On peut sans aucun doute compter sur les doigts de la main les titres qui sacrifient tout pour l'art. Là où des productions optent pour de la banale 3D facile à faire, quelques irréductibles studios continuent d'utiliser le dessin (et la 2D) pour nous éblouir tout en prenant des partis pris de gameplay étonnants. Vanillaware en fait partie et leur Dragon's Crown en est la quintessence.
Grim Grimoire, Odin's Sphere, Muramasa : le studio nippon Vanillaware nous a déjà démontré par le passé sa patte artistique et sa vision décalée de ce que doit être un jeu vidéo. Des productions léchées aux décors 2D magnifiques qui sont parvenues à éblouir les joueurs sans oublier d'offrir des gameplays intéressants, voire diablement fun. En optant à nouveau pour un beat'em all très largement inspiré de Princess Crown, Dragon's Crown part sur un sujet particulièrement bien maîtrisé par le studio. Encore faut-il innover.

:: Consigne ::
Relevez mot pour mot, dans son intégralité, le texte ci-dessus sur Dragon's Crown. La liste ci-dessous n'est d'aucune utilité pour cet exercice.

:: Données affichées ::
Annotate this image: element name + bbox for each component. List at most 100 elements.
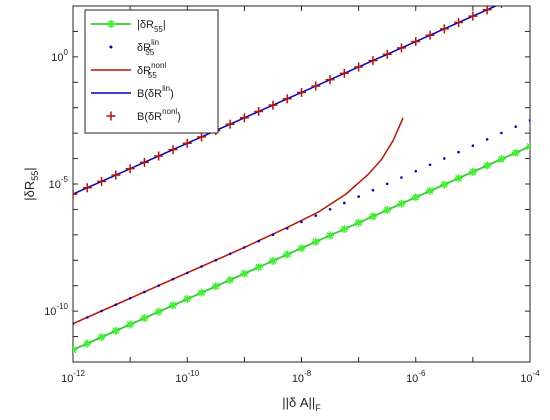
series-abs-marker <box>483 161 492 170</box>
legend-item-nonl: δRnonl 55 <box>91 61 166 80</box>
series-abs-marker <box>454 174 463 183</box>
series-B-nonl-marker <box>482 6 492 15</box>
x-tick-label-exp: -6 <box>418 369 426 378</box>
series-B-nonl-marker <box>382 49 392 59</box>
series-abs-marker <box>240 269 249 278</box>
legend-label-sup: nonl <box>151 61 166 70</box>
series-abs-marker <box>354 218 363 227</box>
series-lin-dot <box>228 252 232 256</box>
legend-label-pre: δR <box>137 42 151 54</box>
series-B-nonl-marker <box>139 157 149 167</box>
series-abs-dR55 <box>73 142 530 354</box>
series-lin-dot <box>271 233 275 237</box>
series-B-nonl-marker <box>82 183 92 193</box>
series-lin-dot <box>185 271 189 275</box>
x-axis-label: ||δ A||F <box>282 395 321 413</box>
series-B-nonl-marker <box>125 164 135 174</box>
series-lin-dot <box>514 125 518 128</box>
series-abs-marker <box>326 231 335 240</box>
series-B-nonl-marker <box>439 24 449 34</box>
series-abs-marker <box>73 345 77 354</box>
series-B-nonl-marker <box>73 189 78 199</box>
series-lin-dot <box>400 176 403 179</box>
x-tick-label: 10-8 <box>292 369 312 385</box>
x-tick-label-base: 10 <box>406 373 418 385</box>
series-abs-marker <box>168 301 177 310</box>
series-abs-marker <box>97 333 106 342</box>
legend-label-sub: 55 <box>154 25 163 34</box>
series-B-nonl-marker <box>468 11 478 21</box>
series-B-nonl-marker <box>254 106 264 116</box>
series-B-nonl-marker <box>111 170 121 180</box>
x-tick-labels: 10-12 10-10 10-8 10-6 10-4 <box>61 369 540 385</box>
series-lin-dot <box>143 290 146 294</box>
y-tick-label: 10-10 <box>44 302 68 318</box>
series-abs-marker <box>511 148 520 157</box>
series-B-nonl-marker <box>425 30 435 40</box>
series-lin-dot <box>385 182 389 186</box>
x-tick-label-exp: -12 <box>73 369 85 378</box>
series-lin-dot <box>528 118 530 122</box>
series-lin-dot <box>100 309 103 313</box>
series-B-nonl-marker <box>368 56 378 66</box>
legend-label-sub: 55 <box>148 71 157 80</box>
series-lin-dot <box>471 144 475 148</box>
series-B-nonl-marker <box>396 43 406 53</box>
series-lin-dot <box>314 214 318 217</box>
x-axis-label-main: ||δ A|| <box>282 395 315 410</box>
series-lin-dot <box>357 195 360 198</box>
series-B-nonl-marker <box>197 132 207 142</box>
series-B-nonl-marker <box>225 119 235 129</box>
series-B-nonl-marker <box>297 87 306 97</box>
x-tick-label-base: 10 <box>520 373 532 385</box>
series-abs-marker <box>83 339 92 348</box>
legend-label-post: ) <box>170 88 174 100</box>
series-lin-dot <box>171 277 175 281</box>
y-tick-label-base: 10 <box>44 306 56 318</box>
series-B-nonl-marker <box>239 113 249 123</box>
series-abs-marker <box>468 167 477 176</box>
series-lin-dot <box>200 265 203 268</box>
series-abs-marker <box>497 155 506 164</box>
series-abs-marker <box>226 275 235 284</box>
series-B-nonl-marker <box>282 94 292 104</box>
series-abs-marker <box>383 206 392 215</box>
legend-item-blin: B(δRlin) <box>91 84 174 100</box>
series-lin-dot <box>128 296 132 300</box>
series-abs-marker <box>111 326 120 335</box>
series-B-nonl-marker <box>500 6 503 8</box>
x-tick-label-base: 10 <box>175 373 187 385</box>
series-B-nonl-marker <box>311 81 321 91</box>
legend-label-pre: δR <box>137 65 151 77</box>
series-B-nonl-marker <box>168 145 178 155</box>
legend-item-lin: δRlin 55 <box>109 38 159 57</box>
y-axis-label-sub: 55 <box>30 171 40 181</box>
series-dR55-lin <box>73 118 530 326</box>
series-B-nonl-marker <box>354 62 364 72</box>
legend-marker-lin <box>109 45 113 49</box>
series-abs-marker <box>340 225 349 234</box>
legend-marker-bnonl <box>106 111 116 121</box>
series-B-nonl-marker <box>325 75 335 85</box>
series-lin-dot <box>500 131 503 135</box>
series-abs-marker <box>126 320 135 329</box>
series-B-nonl-marker <box>454 17 464 27</box>
x-axis-label-sub: F <box>315 403 321 413</box>
legend-label-nonl: δRnonl 55 <box>137 61 166 80</box>
y-tick-label: 100 <box>51 48 68 64</box>
x-tick-label-exp: -8 <box>304 369 312 378</box>
series-abs-marker <box>183 295 192 304</box>
series-layer <box>73 6 530 354</box>
legend-label-post: ) <box>177 111 181 123</box>
legend-label-pre: |δR <box>137 19 154 31</box>
series-B-nonl-marker <box>268 100 278 110</box>
legend-label-bnonl: B(δRnonl) <box>137 107 181 123</box>
series-B-nonl-marker <box>182 138 192 148</box>
legend-label-pre: B(δR <box>137 88 162 100</box>
y-tick-label-exp: -5 <box>61 175 69 184</box>
series-lin-dot <box>485 138 489 141</box>
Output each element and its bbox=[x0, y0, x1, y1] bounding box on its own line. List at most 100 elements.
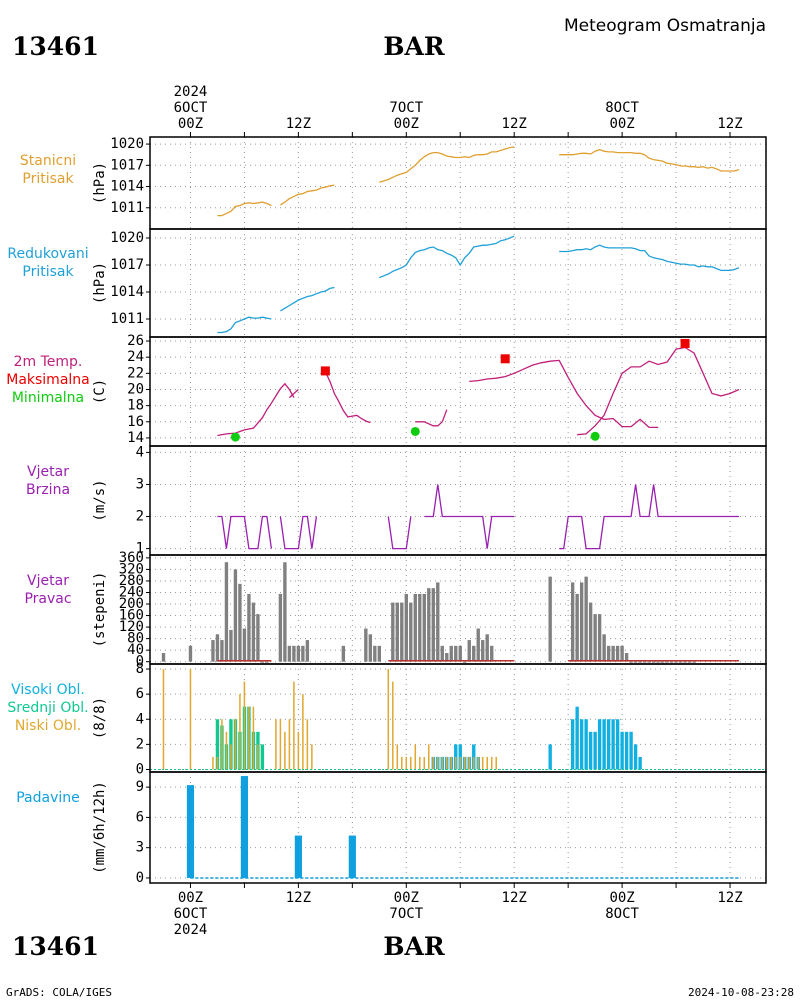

:: Corrigé ::
On peut sans aucun doute compter sur les doigts de la main les titres qui sacrifient tout pour l'art. Là où des productions optent pour de la banale 3D facile à faire, quelques irréductibles studios continuent d'utiliser le dessin (et la 2D) pour nous éblouir tout en prenant des partis pris de gameplay étonnants. Vanillaware en fait partie et leur Dragon's Crown en est la quintessence.
Grim Grimoire, Odin's Sphere, Muramasa : le studio nippon Vanillaware nous a déjà démontré par le passé sa patte artistique et sa vision décalée de ce que doit être un jeu vidéo. Des productions léchées aux décors 2D magnifiques qui sont parvenues à éblouir les joueurs sans oublier d'offrir des gameplays intéressants, voire diablement fun. En optant à nouveau pour un beat'em all très largement inspiré de Princess Crown, Dragon's Crown part sur un sujet particulièrement bien maîtrisé par le studio. Encore faut-il innover.